=== Your instructions ===
Wherever "keyboard" appears in a line, copy that line.

[Records from a collection]
* * * * * * *

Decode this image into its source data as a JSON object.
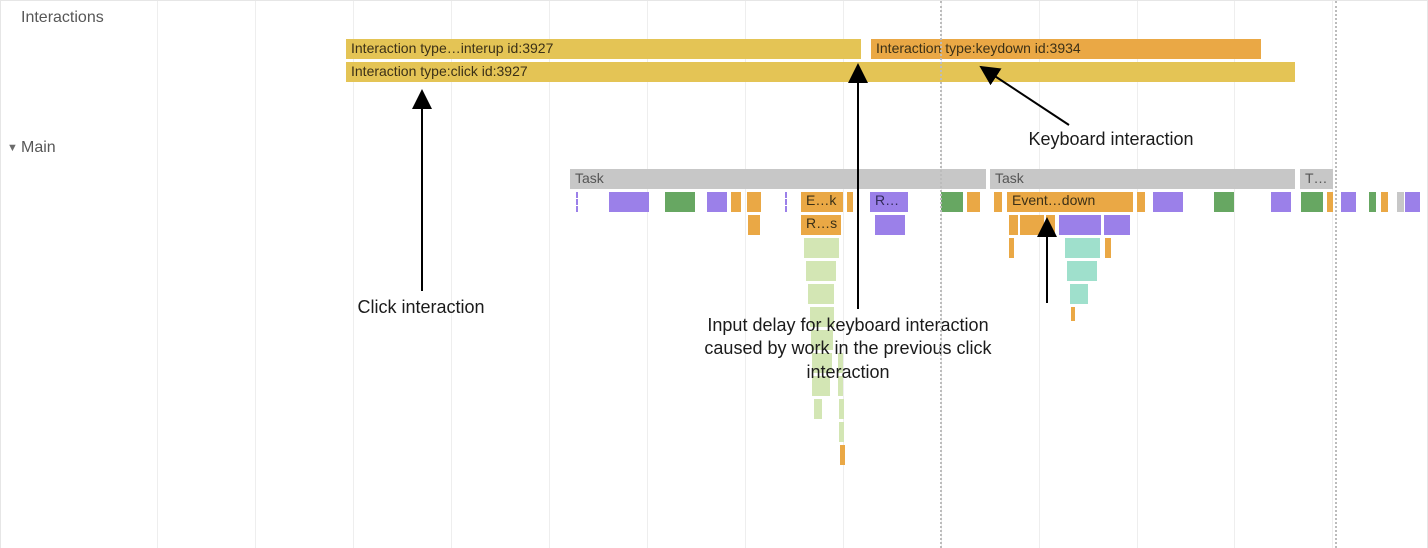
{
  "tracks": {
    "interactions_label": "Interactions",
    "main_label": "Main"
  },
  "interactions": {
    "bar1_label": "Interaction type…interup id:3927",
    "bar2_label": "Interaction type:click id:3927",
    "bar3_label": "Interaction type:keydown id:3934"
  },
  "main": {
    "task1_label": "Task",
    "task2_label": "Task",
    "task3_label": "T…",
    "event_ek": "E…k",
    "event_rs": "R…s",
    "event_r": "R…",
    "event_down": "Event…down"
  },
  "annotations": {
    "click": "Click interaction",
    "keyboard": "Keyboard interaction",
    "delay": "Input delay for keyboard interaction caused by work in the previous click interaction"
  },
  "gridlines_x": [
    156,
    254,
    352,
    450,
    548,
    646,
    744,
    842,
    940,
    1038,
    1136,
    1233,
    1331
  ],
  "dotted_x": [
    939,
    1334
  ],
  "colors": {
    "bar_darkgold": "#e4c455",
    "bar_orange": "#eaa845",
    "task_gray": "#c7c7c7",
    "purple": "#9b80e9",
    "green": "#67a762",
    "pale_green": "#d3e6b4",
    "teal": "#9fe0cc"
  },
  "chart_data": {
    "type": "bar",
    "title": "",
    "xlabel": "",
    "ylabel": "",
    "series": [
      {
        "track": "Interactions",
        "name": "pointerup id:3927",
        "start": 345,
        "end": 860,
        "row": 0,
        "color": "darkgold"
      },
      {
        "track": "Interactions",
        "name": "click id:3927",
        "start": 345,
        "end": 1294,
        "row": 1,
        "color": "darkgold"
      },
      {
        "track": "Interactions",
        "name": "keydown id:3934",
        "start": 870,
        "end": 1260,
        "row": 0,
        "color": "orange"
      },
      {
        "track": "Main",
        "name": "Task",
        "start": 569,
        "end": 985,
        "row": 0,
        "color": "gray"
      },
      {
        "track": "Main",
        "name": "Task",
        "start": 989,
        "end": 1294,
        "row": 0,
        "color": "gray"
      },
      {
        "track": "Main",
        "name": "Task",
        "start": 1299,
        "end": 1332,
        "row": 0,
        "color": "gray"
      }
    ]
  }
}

* * * * * * *

=== Correct response ===
    "keyboard": "Keyboard interaction",
    "delay": "Input delay for keyboard interaction caused by work in the previous click interaction"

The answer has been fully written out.